### AIM
State how many lines in these records contain the word "alpha", and nothing else.

### Dataset rows about figures
%%
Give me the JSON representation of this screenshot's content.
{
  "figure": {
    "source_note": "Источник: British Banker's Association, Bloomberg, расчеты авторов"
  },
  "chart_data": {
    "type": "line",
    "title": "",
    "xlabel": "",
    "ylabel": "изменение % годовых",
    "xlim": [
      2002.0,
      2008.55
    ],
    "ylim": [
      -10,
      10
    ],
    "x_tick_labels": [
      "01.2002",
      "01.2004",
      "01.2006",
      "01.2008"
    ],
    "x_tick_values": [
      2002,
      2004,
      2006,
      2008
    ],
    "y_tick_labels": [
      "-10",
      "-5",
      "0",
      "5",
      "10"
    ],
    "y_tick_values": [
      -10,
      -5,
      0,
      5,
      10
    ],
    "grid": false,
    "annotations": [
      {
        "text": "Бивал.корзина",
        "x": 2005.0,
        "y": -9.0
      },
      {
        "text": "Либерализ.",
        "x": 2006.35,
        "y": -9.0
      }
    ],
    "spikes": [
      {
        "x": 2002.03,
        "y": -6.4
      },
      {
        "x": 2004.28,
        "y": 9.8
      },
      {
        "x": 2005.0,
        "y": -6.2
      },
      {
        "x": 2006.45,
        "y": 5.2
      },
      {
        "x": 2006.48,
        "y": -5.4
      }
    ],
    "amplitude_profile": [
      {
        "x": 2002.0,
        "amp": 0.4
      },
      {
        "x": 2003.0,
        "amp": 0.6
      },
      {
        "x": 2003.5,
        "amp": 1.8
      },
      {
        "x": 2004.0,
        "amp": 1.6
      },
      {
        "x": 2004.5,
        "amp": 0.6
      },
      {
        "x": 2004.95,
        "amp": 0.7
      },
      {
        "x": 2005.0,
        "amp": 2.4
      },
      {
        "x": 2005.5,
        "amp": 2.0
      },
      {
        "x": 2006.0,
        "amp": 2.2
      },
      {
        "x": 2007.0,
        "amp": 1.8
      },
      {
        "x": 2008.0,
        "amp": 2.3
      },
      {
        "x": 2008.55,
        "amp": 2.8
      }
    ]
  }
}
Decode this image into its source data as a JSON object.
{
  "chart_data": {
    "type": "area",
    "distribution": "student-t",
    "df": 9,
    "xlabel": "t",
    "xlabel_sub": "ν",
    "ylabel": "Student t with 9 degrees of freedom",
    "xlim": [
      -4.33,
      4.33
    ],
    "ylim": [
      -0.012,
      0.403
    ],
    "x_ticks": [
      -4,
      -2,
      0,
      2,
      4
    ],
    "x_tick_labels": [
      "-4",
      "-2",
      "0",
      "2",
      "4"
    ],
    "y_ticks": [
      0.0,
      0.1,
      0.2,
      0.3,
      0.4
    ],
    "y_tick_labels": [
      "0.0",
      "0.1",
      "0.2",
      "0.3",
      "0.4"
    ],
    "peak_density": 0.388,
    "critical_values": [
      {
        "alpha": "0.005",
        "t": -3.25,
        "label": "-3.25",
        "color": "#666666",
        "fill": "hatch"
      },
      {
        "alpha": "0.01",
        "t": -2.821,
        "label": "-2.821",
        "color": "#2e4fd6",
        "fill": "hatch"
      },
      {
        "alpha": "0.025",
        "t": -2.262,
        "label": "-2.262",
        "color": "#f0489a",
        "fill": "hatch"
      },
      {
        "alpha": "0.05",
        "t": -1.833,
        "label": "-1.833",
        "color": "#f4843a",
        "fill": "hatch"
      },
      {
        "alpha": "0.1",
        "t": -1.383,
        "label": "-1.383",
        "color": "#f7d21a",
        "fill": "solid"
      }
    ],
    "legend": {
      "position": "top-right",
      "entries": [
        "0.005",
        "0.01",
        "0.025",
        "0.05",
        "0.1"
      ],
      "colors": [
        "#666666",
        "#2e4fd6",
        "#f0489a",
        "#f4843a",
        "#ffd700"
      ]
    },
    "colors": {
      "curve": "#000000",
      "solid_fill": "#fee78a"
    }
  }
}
%%
### EXPECTED ANSWER
5